What you need to do: Collect all lines from the listing that include the string "value".
-- Task data start --
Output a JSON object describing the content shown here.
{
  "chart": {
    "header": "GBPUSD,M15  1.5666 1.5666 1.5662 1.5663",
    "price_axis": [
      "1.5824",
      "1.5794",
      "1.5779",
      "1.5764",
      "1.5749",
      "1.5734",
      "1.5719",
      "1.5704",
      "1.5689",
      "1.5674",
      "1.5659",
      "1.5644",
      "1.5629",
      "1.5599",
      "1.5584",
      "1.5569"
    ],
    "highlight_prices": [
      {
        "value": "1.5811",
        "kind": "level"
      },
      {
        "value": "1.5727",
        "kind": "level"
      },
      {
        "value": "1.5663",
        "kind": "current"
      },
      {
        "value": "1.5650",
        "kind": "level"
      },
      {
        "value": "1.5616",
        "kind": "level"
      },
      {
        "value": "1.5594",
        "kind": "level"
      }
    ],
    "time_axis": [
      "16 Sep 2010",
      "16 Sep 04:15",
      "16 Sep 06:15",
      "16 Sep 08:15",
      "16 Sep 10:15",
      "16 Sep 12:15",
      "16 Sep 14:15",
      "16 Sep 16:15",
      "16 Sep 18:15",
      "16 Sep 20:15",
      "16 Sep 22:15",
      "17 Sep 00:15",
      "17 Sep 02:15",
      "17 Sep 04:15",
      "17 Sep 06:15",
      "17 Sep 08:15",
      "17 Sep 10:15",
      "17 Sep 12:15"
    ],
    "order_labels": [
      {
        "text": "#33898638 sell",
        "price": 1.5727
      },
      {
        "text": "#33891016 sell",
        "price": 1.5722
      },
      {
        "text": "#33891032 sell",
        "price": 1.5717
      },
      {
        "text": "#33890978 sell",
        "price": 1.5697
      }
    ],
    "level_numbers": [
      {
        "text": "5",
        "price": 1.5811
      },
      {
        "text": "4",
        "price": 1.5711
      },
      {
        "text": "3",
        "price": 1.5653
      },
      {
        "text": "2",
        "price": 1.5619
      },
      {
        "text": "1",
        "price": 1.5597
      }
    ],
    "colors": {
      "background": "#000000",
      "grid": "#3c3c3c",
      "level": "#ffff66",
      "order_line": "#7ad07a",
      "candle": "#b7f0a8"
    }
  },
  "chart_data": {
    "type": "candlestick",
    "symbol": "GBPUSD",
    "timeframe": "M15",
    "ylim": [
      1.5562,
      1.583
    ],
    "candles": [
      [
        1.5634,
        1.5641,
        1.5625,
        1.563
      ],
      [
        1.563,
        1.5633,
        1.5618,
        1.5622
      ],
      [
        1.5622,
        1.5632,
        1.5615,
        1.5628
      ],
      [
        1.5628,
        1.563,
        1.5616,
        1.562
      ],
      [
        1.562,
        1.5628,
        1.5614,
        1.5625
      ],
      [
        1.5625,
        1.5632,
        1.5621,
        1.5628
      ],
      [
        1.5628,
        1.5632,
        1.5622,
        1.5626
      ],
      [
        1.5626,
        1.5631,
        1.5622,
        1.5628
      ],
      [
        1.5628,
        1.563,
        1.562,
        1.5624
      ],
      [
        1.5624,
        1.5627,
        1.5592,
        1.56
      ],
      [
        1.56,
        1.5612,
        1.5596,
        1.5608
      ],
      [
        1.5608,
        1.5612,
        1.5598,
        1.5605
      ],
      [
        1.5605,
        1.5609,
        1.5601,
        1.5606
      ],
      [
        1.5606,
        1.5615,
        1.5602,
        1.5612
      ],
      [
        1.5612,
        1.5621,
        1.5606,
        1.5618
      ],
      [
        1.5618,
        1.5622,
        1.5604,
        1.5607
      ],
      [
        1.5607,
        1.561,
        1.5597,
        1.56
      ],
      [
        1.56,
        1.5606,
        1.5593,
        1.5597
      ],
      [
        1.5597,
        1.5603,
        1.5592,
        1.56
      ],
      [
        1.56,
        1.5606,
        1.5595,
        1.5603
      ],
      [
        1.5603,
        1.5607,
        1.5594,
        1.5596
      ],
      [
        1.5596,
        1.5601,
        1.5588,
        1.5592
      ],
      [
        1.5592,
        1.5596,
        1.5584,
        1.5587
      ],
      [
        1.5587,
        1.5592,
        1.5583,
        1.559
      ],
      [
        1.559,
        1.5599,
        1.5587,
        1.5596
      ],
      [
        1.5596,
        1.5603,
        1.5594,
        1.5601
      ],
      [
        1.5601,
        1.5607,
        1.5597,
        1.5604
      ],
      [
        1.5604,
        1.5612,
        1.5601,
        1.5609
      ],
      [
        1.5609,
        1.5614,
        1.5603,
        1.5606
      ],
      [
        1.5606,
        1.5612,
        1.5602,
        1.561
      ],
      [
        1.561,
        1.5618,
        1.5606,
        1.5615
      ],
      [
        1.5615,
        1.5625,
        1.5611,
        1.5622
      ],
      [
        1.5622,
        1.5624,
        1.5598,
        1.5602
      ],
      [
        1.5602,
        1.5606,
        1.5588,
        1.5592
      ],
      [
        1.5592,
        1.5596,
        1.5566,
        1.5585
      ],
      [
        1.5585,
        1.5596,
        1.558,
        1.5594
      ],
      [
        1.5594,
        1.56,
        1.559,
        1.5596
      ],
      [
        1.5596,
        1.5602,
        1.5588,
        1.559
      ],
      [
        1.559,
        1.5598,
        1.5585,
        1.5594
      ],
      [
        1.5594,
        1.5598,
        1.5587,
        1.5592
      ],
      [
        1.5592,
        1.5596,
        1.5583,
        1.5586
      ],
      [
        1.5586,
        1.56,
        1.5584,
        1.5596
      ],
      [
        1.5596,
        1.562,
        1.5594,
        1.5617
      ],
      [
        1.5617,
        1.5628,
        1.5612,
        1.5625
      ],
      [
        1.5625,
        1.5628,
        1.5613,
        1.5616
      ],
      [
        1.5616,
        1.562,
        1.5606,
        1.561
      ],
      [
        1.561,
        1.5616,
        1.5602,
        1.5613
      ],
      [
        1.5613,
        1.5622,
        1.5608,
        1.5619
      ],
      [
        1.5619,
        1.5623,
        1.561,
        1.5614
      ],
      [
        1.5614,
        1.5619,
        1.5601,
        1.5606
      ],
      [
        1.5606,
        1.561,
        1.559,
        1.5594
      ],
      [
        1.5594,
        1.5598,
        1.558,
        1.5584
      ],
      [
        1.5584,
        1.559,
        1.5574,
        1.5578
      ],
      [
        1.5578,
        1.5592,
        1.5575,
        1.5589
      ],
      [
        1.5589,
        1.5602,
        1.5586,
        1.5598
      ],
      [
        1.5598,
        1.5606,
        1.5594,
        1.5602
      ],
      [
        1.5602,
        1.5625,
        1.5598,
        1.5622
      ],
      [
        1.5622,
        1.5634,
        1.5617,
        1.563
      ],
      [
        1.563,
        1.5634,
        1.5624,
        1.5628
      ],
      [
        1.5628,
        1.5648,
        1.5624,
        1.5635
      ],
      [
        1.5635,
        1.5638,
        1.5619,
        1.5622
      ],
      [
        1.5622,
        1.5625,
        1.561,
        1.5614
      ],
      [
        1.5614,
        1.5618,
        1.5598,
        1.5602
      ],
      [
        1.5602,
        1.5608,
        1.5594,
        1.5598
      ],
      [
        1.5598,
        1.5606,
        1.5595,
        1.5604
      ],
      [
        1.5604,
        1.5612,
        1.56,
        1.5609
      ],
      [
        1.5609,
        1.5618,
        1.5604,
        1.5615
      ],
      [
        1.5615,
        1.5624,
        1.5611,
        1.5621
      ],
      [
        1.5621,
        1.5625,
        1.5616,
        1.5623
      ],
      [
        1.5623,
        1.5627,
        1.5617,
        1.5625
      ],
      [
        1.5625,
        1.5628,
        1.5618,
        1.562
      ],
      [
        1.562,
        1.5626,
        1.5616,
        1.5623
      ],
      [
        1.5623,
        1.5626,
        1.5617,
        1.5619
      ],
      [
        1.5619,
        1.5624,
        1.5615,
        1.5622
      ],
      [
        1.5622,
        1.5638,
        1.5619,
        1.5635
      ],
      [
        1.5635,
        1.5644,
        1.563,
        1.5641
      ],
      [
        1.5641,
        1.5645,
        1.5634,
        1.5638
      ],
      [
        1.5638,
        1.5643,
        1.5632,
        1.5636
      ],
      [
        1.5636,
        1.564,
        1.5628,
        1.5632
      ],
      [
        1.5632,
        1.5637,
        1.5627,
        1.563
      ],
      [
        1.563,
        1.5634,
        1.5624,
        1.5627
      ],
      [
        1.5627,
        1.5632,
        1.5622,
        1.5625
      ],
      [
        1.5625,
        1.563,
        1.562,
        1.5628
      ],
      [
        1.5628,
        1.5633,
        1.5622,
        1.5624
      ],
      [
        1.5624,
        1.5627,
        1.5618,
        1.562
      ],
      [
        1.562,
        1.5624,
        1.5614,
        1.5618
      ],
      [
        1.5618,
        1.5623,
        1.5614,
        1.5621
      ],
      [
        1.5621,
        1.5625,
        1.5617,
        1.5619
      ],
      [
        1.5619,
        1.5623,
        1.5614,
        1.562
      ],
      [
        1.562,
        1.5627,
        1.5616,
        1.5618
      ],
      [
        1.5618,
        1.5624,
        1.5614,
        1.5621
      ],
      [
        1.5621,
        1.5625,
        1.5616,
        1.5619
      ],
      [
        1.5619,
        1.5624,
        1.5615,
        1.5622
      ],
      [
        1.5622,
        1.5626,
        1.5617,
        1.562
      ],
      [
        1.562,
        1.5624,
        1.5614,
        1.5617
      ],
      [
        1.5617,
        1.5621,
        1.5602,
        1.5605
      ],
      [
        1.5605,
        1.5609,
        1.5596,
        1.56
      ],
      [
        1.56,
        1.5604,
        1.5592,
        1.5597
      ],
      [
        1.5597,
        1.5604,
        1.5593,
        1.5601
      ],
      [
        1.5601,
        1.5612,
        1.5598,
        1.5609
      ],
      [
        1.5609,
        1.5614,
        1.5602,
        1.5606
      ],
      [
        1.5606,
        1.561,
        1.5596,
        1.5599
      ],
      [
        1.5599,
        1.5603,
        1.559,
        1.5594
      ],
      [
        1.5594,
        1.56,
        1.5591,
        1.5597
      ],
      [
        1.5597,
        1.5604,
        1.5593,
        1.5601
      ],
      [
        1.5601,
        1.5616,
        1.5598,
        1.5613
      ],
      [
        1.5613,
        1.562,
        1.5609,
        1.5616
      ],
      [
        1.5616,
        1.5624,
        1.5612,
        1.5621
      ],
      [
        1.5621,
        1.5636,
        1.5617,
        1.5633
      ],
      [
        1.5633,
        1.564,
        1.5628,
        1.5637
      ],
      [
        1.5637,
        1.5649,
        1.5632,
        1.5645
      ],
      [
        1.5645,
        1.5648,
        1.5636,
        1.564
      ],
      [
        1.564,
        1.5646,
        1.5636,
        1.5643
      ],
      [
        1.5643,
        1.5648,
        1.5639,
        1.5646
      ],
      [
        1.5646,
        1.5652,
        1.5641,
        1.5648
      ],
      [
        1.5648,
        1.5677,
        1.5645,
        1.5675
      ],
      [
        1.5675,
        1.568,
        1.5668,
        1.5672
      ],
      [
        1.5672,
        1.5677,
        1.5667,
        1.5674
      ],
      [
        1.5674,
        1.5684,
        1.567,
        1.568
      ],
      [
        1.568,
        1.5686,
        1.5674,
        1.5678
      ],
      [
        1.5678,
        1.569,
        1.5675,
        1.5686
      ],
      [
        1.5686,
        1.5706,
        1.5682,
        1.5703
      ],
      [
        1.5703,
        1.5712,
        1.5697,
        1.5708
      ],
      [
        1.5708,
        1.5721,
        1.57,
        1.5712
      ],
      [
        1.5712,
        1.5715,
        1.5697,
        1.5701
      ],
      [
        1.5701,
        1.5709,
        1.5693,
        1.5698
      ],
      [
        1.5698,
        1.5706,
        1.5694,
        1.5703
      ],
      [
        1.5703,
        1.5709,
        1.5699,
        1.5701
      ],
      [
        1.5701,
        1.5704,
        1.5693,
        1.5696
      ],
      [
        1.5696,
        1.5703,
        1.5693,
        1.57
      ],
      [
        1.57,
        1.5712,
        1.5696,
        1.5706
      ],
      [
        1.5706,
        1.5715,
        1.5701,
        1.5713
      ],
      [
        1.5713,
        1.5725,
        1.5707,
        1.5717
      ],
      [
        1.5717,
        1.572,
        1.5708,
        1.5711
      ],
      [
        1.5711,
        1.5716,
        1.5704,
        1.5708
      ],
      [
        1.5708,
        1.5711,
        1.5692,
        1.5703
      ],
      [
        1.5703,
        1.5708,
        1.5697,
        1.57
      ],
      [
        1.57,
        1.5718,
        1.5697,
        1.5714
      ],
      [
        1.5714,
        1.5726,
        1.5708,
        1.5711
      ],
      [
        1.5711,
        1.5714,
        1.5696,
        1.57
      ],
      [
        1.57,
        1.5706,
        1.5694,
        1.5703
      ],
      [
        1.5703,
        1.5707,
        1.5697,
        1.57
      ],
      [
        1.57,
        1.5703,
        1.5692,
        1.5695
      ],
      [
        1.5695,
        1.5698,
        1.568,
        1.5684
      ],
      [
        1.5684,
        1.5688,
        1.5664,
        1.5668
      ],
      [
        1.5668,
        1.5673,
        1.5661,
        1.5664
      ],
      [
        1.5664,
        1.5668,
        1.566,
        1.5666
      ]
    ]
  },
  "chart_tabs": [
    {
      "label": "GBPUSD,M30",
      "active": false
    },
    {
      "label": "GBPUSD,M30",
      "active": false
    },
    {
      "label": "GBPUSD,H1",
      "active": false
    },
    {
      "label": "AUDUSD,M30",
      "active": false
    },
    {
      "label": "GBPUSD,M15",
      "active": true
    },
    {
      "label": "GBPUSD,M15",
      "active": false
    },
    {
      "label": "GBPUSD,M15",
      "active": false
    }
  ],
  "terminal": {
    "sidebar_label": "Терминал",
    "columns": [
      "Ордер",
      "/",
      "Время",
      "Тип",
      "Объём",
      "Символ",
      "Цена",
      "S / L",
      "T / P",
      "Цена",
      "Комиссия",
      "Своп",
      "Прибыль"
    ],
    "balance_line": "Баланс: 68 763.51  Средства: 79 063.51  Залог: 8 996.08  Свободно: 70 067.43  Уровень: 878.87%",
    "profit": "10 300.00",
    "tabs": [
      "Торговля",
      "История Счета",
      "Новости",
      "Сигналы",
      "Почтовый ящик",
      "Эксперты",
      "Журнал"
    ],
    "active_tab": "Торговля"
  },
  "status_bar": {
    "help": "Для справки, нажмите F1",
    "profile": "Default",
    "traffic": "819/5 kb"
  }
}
-- Task data end --
Solution to this problem:
        "value": "1.5811",
        "value": "1.5727",
        "value": "1.5663",
        "value": "1.5650",
        "value": "1.5616",
        "value": "1.5594",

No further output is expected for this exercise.